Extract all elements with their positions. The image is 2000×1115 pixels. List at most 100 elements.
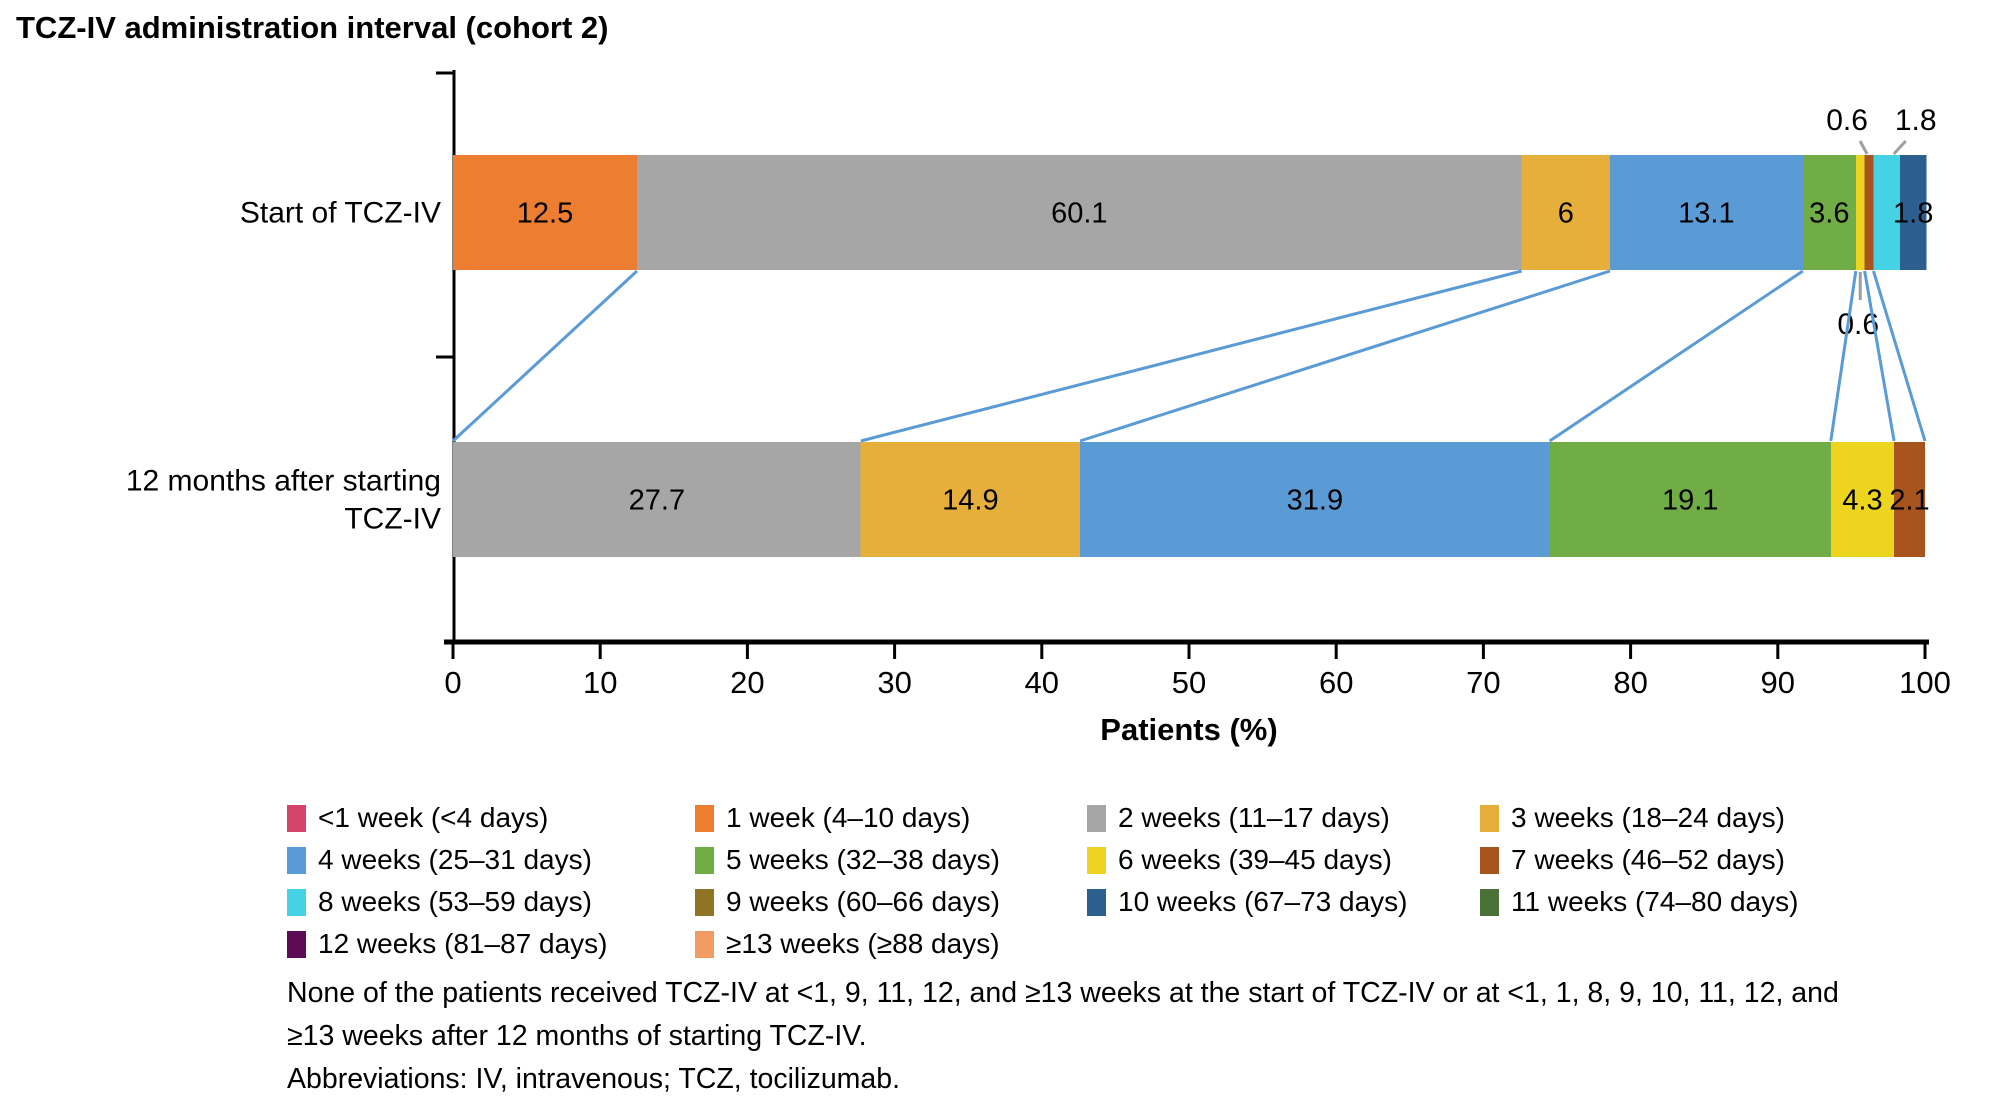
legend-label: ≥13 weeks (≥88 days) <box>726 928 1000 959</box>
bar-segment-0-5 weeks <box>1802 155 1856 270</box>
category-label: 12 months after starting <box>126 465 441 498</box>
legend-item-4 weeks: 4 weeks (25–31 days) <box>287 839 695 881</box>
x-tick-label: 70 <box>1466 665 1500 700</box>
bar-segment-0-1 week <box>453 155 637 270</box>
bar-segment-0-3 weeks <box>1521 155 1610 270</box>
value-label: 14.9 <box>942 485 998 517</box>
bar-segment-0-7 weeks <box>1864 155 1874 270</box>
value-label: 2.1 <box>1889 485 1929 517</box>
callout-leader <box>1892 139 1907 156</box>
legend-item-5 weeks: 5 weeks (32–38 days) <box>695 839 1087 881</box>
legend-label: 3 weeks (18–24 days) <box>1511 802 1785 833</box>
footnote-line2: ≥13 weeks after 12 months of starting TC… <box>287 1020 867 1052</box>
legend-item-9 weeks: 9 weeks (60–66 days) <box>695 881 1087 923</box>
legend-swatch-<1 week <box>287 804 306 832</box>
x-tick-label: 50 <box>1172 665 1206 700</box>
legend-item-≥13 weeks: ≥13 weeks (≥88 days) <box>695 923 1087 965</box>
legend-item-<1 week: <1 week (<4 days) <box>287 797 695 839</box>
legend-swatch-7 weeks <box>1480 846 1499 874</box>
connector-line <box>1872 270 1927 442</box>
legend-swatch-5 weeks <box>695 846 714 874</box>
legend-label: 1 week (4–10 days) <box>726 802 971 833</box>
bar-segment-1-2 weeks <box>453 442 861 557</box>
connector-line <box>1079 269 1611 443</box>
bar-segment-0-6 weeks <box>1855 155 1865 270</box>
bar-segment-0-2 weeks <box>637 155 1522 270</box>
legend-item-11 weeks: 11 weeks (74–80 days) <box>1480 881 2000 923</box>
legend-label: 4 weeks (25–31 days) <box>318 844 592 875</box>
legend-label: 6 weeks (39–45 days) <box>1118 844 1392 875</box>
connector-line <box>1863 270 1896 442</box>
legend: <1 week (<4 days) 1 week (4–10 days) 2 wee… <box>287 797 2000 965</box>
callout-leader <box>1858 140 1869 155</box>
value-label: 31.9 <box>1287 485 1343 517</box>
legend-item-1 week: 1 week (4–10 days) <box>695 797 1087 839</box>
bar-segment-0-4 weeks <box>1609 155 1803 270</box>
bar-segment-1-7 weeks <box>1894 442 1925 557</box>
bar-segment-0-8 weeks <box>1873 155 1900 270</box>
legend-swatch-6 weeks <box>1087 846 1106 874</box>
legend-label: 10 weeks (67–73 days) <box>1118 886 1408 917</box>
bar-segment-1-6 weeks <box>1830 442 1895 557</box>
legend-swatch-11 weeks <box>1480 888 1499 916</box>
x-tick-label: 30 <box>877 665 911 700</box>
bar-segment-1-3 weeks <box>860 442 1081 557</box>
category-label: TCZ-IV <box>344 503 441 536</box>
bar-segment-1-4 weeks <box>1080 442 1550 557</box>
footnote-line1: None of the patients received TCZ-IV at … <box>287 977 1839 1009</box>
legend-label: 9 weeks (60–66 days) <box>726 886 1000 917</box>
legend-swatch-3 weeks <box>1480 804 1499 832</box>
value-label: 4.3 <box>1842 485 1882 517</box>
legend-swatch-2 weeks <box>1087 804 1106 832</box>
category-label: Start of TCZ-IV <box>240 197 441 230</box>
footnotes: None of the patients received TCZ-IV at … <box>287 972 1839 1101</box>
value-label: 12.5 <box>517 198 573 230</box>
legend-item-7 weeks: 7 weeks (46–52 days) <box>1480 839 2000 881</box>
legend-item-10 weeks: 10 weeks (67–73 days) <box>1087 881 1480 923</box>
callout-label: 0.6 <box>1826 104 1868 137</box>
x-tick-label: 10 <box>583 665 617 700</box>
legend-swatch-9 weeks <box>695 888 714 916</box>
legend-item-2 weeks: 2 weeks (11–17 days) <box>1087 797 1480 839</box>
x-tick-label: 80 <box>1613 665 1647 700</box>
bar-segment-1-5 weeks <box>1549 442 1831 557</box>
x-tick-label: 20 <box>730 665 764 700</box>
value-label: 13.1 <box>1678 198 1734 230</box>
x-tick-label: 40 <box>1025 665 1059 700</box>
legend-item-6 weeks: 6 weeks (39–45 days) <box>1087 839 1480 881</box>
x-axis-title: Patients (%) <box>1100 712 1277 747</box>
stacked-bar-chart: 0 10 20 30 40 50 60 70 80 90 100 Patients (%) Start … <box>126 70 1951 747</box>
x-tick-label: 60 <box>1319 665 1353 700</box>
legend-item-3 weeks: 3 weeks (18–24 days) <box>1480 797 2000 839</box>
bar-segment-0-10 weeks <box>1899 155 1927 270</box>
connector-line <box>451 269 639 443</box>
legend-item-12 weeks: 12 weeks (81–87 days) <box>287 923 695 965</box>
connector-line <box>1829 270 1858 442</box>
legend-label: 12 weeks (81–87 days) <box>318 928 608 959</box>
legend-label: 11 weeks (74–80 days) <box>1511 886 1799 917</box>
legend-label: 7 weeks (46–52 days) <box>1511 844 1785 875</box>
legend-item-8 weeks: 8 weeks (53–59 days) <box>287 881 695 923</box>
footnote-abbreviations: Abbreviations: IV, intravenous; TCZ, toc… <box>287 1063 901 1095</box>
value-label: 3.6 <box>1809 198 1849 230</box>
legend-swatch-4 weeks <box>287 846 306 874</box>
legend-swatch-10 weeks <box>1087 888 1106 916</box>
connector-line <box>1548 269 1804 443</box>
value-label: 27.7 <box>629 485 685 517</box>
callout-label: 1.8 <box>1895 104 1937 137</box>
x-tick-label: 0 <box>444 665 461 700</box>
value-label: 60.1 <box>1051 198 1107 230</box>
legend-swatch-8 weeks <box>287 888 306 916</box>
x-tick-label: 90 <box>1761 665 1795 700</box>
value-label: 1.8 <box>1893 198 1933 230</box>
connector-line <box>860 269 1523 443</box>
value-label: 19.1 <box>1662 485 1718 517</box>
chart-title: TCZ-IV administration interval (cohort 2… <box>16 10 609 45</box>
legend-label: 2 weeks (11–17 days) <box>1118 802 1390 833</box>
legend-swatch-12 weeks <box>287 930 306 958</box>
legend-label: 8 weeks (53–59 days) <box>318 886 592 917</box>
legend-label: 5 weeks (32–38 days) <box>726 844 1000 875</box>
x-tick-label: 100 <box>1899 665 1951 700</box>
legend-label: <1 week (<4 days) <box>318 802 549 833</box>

--------------------------------------------------

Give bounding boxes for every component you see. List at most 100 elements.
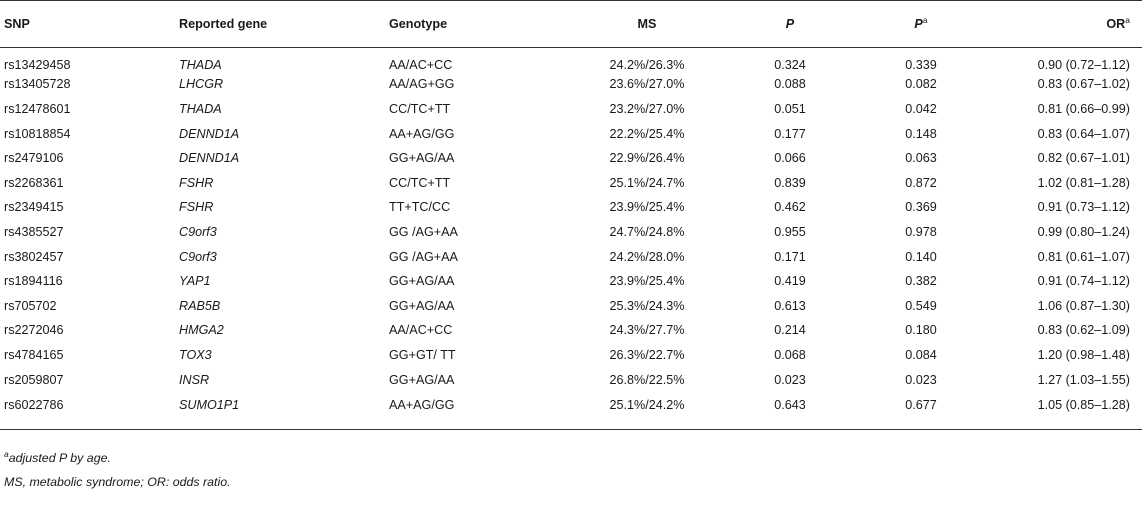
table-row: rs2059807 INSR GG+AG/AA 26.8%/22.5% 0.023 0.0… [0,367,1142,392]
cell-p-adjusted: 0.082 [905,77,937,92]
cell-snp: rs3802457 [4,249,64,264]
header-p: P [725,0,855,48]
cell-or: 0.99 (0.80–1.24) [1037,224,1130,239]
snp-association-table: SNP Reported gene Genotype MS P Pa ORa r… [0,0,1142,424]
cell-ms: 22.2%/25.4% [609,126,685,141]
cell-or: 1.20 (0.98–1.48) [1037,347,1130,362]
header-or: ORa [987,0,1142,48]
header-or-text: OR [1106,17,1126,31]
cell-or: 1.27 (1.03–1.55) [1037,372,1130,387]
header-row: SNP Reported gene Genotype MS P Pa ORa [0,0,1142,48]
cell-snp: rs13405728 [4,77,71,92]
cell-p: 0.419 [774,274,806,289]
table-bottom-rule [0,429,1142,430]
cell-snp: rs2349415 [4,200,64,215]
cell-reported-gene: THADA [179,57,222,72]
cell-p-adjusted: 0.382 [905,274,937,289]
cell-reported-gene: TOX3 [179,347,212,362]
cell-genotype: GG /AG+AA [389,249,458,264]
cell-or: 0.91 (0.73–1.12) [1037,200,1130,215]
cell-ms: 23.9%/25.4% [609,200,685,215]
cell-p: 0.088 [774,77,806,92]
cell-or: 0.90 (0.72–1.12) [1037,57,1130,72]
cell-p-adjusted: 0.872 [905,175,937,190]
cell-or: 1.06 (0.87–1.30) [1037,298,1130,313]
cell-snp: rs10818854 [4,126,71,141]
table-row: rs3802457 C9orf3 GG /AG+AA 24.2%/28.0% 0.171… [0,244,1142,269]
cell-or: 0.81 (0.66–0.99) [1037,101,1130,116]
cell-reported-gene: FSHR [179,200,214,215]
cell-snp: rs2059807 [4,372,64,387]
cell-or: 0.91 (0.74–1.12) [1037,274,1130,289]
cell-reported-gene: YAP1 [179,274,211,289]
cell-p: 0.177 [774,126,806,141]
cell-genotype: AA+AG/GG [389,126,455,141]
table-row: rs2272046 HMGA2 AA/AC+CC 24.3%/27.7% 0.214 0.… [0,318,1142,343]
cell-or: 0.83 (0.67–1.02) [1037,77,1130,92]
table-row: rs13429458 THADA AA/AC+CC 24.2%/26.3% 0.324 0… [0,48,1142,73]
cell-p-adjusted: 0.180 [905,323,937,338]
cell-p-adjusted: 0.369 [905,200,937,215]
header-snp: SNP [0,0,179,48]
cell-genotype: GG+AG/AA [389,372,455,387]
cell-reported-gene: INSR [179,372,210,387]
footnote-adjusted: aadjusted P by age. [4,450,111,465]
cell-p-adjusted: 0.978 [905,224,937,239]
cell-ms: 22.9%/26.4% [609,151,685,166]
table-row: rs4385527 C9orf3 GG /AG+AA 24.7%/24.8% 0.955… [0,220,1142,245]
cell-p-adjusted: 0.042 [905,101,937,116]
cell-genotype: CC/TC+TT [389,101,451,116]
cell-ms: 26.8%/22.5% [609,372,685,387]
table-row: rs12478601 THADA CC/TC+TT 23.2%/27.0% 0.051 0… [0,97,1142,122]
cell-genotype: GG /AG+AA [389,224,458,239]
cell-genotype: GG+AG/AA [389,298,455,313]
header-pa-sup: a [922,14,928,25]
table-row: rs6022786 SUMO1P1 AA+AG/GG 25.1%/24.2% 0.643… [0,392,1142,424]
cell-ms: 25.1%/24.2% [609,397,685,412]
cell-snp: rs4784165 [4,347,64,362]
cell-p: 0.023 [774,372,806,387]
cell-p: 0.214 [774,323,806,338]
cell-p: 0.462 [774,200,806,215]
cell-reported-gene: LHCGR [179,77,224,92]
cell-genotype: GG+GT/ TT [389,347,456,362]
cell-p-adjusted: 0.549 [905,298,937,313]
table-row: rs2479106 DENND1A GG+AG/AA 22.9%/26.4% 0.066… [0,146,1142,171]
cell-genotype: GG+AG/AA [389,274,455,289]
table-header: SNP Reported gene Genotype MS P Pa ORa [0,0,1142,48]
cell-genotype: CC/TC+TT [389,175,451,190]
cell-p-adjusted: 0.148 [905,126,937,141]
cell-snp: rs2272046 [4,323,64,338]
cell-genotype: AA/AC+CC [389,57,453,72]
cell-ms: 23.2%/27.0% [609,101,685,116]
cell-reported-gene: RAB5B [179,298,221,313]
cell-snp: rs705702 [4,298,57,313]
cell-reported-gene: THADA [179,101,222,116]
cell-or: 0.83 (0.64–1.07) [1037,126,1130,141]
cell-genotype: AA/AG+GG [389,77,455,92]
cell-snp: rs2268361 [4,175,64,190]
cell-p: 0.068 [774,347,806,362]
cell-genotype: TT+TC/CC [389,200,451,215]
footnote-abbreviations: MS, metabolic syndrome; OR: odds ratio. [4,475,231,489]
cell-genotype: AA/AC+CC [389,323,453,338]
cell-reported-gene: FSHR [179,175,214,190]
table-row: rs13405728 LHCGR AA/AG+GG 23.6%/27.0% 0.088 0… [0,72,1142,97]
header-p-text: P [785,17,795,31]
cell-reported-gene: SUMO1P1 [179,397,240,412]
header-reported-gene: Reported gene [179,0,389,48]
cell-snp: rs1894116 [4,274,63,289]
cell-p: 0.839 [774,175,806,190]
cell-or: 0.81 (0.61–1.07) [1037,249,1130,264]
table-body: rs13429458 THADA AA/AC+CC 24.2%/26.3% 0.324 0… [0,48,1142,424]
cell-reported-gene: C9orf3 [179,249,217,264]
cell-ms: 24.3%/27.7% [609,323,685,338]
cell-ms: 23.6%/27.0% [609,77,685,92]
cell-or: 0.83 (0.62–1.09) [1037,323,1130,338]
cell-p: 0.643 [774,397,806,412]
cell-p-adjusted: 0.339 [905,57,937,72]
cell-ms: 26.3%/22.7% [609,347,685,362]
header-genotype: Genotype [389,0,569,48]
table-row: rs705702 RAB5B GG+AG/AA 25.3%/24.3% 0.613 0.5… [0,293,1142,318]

--------------------------------------------------

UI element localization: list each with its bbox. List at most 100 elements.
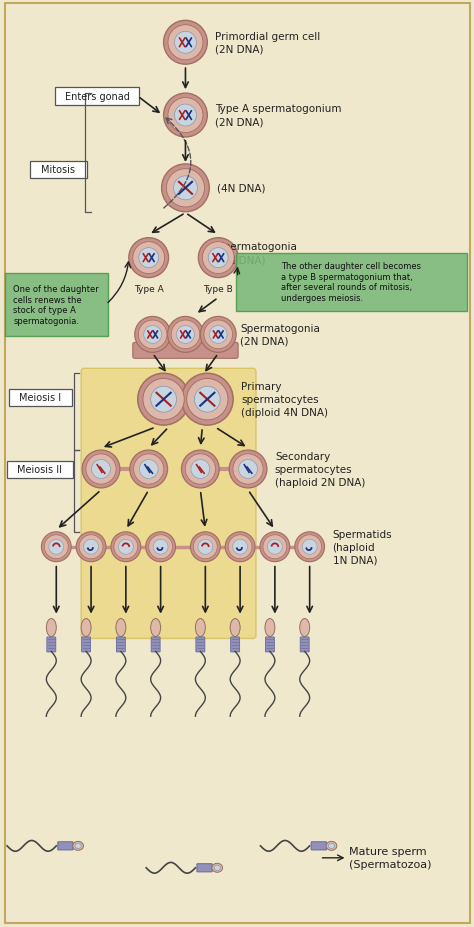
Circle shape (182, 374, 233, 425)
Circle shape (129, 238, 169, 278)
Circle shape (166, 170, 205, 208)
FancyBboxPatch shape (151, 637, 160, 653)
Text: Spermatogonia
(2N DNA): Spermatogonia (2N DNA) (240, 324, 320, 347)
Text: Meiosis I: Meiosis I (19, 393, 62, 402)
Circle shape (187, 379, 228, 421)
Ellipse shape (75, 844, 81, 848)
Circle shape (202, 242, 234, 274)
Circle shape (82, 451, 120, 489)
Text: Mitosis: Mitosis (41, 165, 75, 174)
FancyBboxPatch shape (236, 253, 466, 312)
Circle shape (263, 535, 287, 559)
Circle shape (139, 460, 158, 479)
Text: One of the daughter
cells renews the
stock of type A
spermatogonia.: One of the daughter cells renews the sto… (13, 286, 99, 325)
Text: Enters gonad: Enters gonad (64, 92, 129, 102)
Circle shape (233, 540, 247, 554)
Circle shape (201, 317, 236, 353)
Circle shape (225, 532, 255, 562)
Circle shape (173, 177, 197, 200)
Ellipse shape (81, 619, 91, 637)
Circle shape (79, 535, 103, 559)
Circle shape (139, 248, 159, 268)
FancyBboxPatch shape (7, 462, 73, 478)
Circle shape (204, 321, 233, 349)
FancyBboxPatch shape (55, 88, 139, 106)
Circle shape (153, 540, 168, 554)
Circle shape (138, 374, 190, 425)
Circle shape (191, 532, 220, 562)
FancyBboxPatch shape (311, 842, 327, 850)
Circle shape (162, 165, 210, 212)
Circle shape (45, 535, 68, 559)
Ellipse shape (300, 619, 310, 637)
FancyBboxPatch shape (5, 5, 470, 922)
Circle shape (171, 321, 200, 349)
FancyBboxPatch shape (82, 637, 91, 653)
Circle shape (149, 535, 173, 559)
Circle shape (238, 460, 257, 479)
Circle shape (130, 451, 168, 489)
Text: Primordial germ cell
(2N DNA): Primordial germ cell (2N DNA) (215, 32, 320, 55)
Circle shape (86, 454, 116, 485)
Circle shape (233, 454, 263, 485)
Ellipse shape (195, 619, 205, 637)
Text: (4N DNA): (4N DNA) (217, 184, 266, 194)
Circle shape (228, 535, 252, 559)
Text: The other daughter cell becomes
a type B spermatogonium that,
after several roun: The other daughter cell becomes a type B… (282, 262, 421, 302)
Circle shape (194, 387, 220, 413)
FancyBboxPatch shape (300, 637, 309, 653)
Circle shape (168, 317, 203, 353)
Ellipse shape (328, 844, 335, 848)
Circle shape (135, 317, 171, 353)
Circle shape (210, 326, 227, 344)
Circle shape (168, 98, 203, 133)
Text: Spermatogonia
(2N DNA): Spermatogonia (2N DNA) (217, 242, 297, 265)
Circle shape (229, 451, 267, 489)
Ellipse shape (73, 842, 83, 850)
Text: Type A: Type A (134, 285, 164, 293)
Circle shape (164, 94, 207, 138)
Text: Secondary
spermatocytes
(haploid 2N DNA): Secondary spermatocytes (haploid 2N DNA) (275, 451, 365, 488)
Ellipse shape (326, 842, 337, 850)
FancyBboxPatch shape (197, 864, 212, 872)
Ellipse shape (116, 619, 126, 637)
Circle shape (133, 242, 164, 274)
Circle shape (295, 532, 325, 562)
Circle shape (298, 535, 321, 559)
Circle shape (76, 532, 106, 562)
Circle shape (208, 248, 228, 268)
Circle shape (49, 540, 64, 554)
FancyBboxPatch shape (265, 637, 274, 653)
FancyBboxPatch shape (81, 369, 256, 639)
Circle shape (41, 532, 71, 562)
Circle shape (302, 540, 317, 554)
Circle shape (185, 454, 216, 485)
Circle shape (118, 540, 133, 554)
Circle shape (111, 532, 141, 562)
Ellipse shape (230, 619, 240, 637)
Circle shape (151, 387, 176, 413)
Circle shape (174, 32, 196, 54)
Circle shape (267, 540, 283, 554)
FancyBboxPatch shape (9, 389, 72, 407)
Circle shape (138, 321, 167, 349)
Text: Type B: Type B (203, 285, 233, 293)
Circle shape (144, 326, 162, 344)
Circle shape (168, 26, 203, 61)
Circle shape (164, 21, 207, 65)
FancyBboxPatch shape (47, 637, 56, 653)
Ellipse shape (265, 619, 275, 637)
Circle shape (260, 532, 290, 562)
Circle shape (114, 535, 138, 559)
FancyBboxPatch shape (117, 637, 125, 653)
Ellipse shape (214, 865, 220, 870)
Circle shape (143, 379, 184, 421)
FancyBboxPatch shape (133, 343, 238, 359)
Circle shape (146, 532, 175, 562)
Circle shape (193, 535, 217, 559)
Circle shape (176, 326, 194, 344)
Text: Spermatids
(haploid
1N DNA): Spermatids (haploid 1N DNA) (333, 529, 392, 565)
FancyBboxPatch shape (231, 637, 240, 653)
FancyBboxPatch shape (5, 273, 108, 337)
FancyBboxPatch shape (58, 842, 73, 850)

--------------------------------------------------

TASK OBJECTIVE — Pull out every line holding "spermatocytes" from the records above, and copy it.

TASK OUTPUT —
spermatocytes
(haploid 2N DNA): Secondary spermatocytes (haploid 2N DNA) (275, 451, 365, 488)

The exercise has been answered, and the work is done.